[START]
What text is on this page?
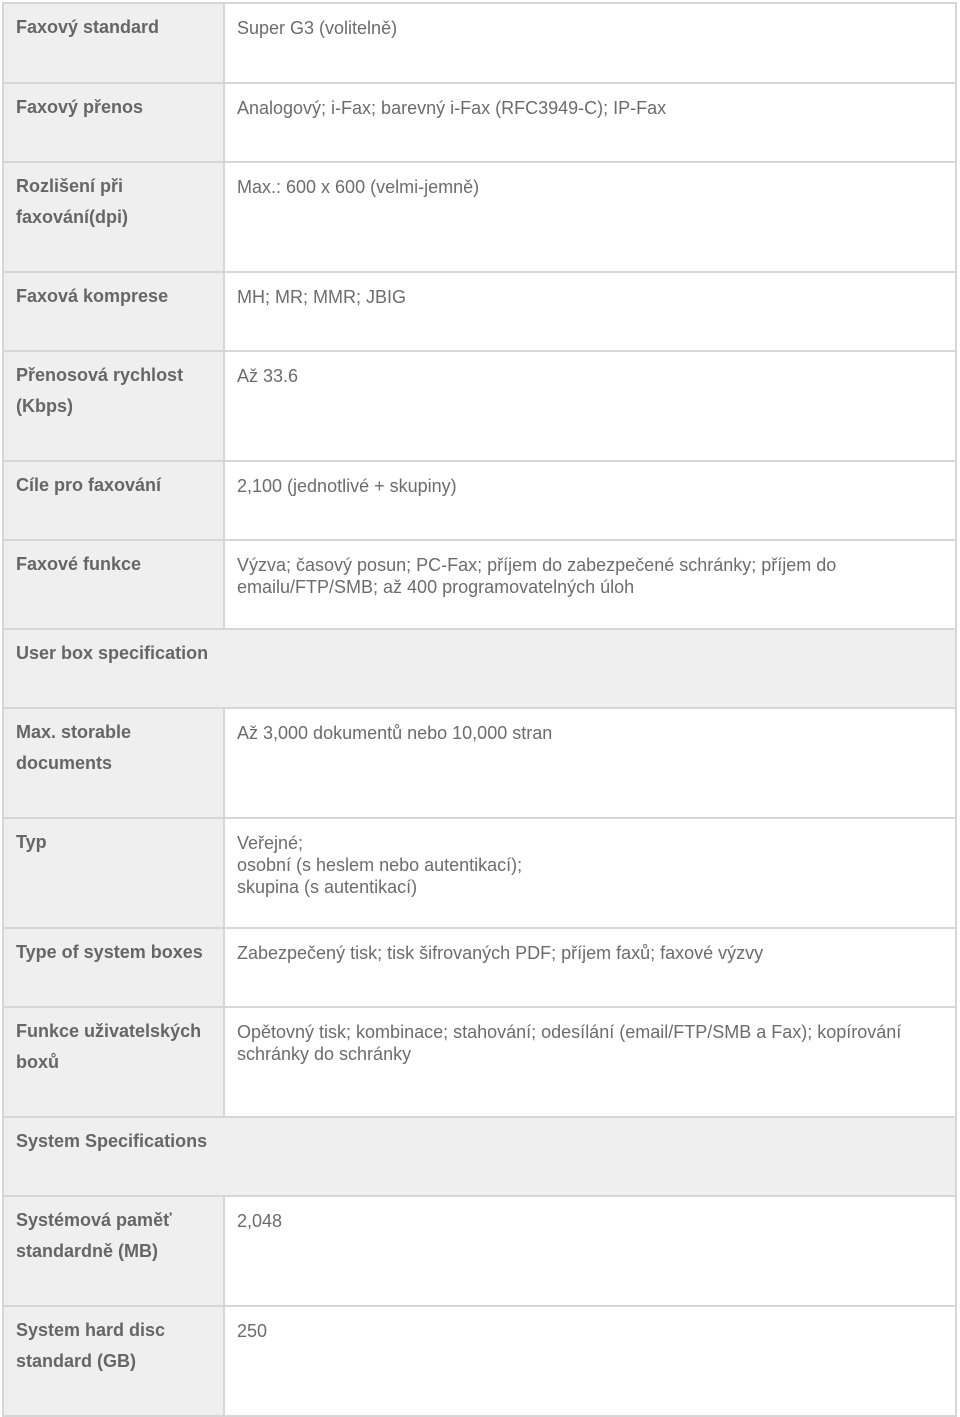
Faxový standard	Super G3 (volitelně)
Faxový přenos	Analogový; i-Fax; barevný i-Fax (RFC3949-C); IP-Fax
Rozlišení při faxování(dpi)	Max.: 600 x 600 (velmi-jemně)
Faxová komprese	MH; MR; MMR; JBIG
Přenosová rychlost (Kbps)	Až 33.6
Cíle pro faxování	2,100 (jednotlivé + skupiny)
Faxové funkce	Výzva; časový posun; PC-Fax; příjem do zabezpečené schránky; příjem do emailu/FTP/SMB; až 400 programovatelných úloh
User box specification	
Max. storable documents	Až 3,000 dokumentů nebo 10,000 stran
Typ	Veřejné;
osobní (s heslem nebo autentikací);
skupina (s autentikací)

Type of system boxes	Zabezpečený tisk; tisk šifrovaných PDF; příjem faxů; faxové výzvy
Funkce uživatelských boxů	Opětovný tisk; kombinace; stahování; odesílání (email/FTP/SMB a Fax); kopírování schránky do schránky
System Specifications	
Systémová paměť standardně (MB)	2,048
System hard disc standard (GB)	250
[END]
[START]
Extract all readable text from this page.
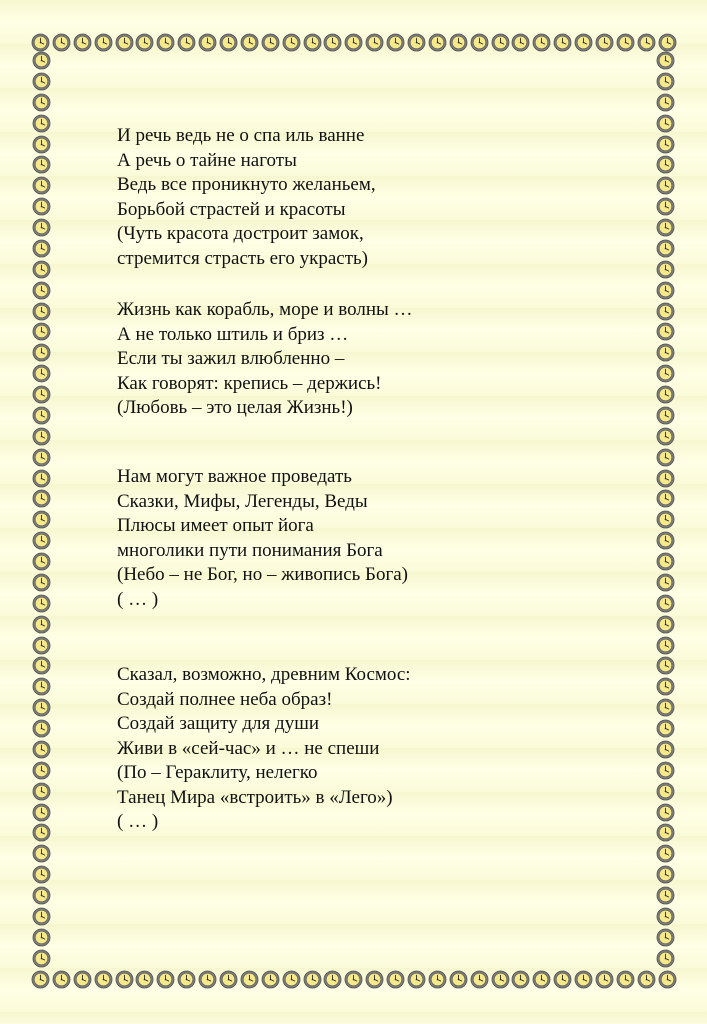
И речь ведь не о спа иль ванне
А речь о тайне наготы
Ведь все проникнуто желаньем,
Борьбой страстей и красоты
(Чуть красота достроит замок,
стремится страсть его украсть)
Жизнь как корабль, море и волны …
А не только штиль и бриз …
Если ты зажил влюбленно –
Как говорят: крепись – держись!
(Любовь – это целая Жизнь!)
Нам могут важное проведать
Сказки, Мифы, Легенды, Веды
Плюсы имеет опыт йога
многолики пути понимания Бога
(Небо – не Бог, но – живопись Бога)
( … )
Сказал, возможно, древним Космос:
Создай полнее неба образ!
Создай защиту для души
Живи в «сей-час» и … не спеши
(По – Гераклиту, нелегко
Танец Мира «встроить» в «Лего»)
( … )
[END]
[START]
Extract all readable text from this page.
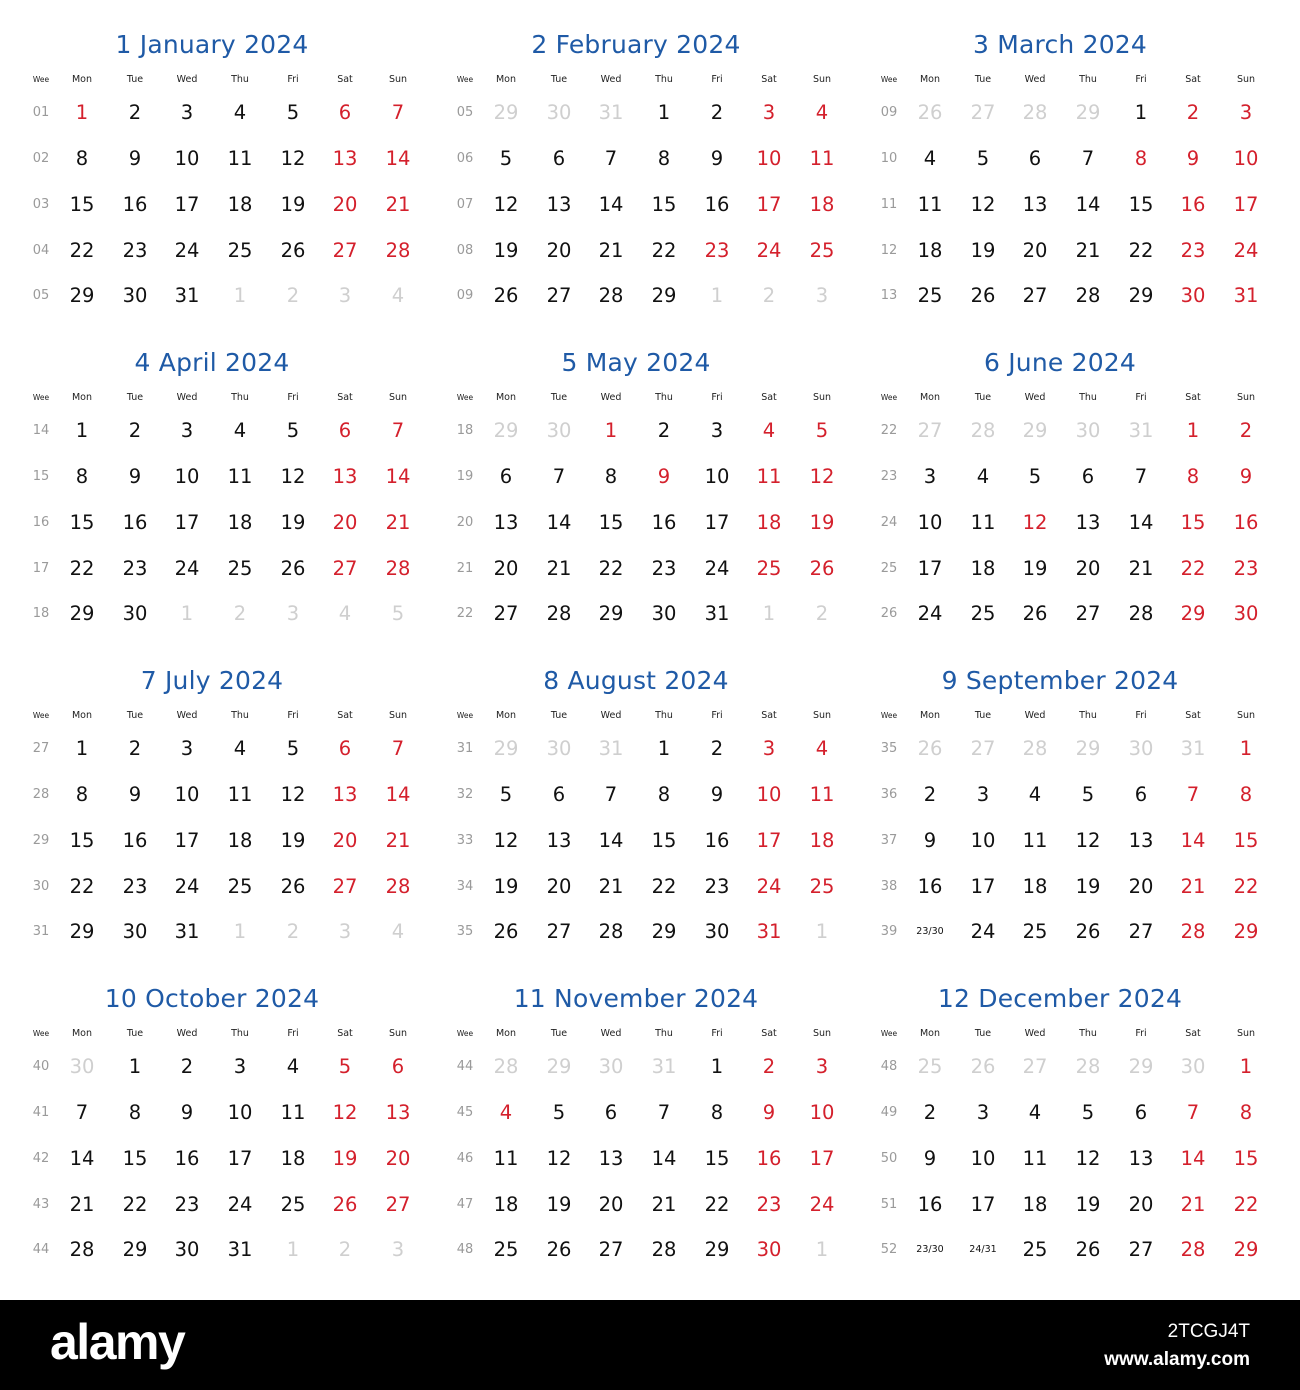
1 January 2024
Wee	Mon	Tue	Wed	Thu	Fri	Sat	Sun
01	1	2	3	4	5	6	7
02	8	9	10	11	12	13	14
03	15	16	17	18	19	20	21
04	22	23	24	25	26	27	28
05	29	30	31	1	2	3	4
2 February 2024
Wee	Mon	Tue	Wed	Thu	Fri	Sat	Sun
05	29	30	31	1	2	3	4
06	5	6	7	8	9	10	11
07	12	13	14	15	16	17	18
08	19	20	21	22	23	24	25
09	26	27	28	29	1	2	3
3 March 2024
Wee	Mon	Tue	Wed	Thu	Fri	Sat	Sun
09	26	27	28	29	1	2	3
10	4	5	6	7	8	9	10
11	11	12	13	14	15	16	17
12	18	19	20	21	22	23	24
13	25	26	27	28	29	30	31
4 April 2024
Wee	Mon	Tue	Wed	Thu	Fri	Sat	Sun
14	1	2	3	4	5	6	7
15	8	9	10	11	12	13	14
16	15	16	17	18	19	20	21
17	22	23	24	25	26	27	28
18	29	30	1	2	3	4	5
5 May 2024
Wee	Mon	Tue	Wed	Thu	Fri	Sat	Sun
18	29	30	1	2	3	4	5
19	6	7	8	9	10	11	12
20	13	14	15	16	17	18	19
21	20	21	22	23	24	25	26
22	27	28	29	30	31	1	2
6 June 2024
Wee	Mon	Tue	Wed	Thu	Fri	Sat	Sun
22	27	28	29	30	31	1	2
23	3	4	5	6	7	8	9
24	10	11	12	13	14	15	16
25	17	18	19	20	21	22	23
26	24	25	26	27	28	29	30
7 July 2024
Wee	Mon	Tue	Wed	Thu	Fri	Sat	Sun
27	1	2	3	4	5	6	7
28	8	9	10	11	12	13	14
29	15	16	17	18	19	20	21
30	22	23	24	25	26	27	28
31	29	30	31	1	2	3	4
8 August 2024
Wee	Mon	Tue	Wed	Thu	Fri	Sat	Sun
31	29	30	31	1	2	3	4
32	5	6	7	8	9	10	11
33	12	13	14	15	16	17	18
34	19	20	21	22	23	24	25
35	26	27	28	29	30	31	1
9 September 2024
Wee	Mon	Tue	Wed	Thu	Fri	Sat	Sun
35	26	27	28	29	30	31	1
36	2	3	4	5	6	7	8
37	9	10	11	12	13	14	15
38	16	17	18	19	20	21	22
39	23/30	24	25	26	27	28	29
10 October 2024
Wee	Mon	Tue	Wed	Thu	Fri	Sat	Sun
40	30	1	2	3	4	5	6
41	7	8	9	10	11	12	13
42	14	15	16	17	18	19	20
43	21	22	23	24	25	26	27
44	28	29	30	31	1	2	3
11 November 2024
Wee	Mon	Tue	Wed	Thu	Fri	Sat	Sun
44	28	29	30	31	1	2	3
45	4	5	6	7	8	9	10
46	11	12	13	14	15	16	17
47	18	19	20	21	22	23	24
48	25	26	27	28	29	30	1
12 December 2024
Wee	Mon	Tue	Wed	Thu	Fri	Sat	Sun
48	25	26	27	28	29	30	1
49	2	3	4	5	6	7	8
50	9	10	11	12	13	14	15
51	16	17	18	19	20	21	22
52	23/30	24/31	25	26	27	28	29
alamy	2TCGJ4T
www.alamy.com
[END]
• SHORT PROBLEM: Select, from the listing, all lines that include the word "autentikací".

• COMPLETE OUTPUT:
osobní (s heslem nebo autentikací);
skupina (s autentikací)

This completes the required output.